(Figure collection entries)
-- Begin --
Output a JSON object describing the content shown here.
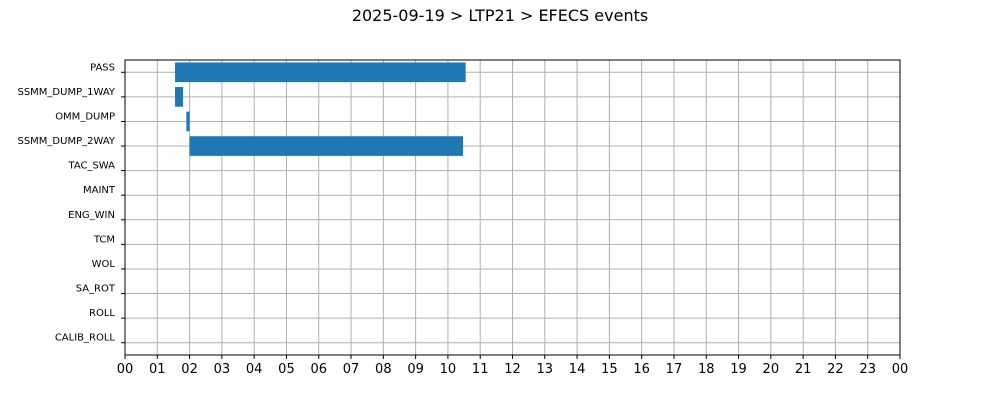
{
  "chart_data": {
    "type": "gantt",
    "title": "2025-09-19 > LTP21 > EFECS events",
    "xlabel": "",
    "ylabel": "",
    "x_range_hours": [
      0,
      24
    ],
    "x_tick_labels": [
      "00",
      "01",
      "02",
      "03",
      "04",
      "05",
      "06",
      "07",
      "08",
      "09",
      "10",
      "11",
      "12",
      "13",
      "14",
      "15",
      "16",
      "17",
      "18",
      "19",
      "20",
      "21",
      "22",
      "23",
      "00"
    ],
    "categories": [
      "PASS",
      "SSMM_DUMP_1WAY",
      "OMM_DUMP",
      "SSMM_DUMP_2WAY",
      "TAC_SWA",
      "MAINT",
      "ENG_WIN",
      "TCM",
      "WOL",
      "SA_ROT",
      "ROLL",
      "CALIB_ROLL"
    ],
    "grid": true,
    "bar_color": "#1f77b4",
    "bars": [
      {
        "category": "PASS",
        "start_hour": 1.55,
        "end_hour": 10.55
      },
      {
        "category": "SSMM_DUMP_1WAY",
        "start_hour": 1.55,
        "end_hour": 1.8
      },
      {
        "category": "OMM_DUMP",
        "start_hour": 1.9,
        "end_hour": 2.0
      },
      {
        "category": "SSMM_DUMP_2WAY",
        "start_hour": 2.0,
        "end_hour": 10.47
      }
    ]
  }
}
-- End --
Word for word, quote the full listing, omitting every picture.

_The answer_
Output a JSON object describing the content shown here.
{
  "chart_data": {
    "type": "gantt",
    "title": "2025-09-19 > LTP21 > EFECS events",
    "xlabel": "",
    "ylabel": "",
    "x_range_hours": [
      0,
      24
    ],
    "x_tick_labels": [
      "00",
      "01",
      "02",
      "03",
      "04",
      "05",
      "06",
      "07",
      "08",
      "09",
      "10",
      "11",
      "12",
      "13",
      "14",
      "15",
      "16",
      "17",
      "18",
      "19",
      "20",
      "21",
      "22",
      "23",
      "00"
    ],
    "categories": [
      "PASS",
      "SSMM_DUMP_1WAY",
      "OMM_DUMP",
      "SSMM_DUMP_2WAY",
      "TAC_SWA",
      "MAINT",
      "ENG_WIN",
      "TCM",
      "WOL",
      "SA_ROT",
      "ROLL",
      "CALIB_ROLL"
    ],
    "grid": true,
    "bar_color": "#1f77b4",
    "bars": [
      {
        "category": "PASS",
        "start_hour": 1.55,
        "end_hour": 10.55
      },
      {
        "category": "SSMM_DUMP_1WAY",
        "start_hour": 1.55,
        "end_hour": 1.8
      },
      {
        "category": "OMM_DUMP",
        "start_hour": 1.9,
        "end_hour": 2.0
      },
      {
        "category": "SSMM_DUMP_2WAY",
        "start_hour": 2.0,
        "end_hour": 10.47
      }
    ]
  }
}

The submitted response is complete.